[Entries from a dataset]
-- -- --

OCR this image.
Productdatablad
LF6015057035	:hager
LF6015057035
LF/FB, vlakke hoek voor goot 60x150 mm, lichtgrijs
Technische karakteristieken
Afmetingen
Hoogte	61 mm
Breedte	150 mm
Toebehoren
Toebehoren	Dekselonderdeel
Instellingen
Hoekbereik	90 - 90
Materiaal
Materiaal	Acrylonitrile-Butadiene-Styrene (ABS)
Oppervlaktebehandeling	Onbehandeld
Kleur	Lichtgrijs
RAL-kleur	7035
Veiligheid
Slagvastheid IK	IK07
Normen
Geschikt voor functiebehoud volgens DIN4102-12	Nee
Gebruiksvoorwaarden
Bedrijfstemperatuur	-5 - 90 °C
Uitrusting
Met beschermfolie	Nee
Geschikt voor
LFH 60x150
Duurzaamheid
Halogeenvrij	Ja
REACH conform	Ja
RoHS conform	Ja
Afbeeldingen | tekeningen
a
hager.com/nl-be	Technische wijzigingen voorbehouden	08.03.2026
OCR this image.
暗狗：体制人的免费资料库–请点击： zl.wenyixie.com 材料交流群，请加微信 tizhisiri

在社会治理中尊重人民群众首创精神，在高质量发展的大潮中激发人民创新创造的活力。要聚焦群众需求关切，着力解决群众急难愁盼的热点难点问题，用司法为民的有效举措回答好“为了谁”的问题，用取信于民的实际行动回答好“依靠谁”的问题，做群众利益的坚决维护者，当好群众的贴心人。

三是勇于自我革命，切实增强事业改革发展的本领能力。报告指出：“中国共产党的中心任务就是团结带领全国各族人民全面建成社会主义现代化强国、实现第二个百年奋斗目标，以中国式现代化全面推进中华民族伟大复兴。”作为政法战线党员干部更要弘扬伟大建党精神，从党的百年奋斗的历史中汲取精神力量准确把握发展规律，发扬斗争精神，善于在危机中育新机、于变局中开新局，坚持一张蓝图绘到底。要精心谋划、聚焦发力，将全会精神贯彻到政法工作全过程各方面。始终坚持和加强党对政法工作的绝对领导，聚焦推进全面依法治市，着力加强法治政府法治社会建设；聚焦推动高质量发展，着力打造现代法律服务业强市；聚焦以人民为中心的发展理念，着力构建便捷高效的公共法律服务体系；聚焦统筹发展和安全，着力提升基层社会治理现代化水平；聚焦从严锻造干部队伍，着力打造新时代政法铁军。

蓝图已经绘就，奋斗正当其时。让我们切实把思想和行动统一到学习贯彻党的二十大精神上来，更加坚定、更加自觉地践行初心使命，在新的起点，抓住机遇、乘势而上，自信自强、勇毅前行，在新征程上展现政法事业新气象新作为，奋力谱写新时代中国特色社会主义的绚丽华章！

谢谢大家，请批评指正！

-- -- --

▶ [Exercise directions] Count the lines of the listing above that include the word "Technische" and state the total with nothing else.

▶ [Exercise response] 2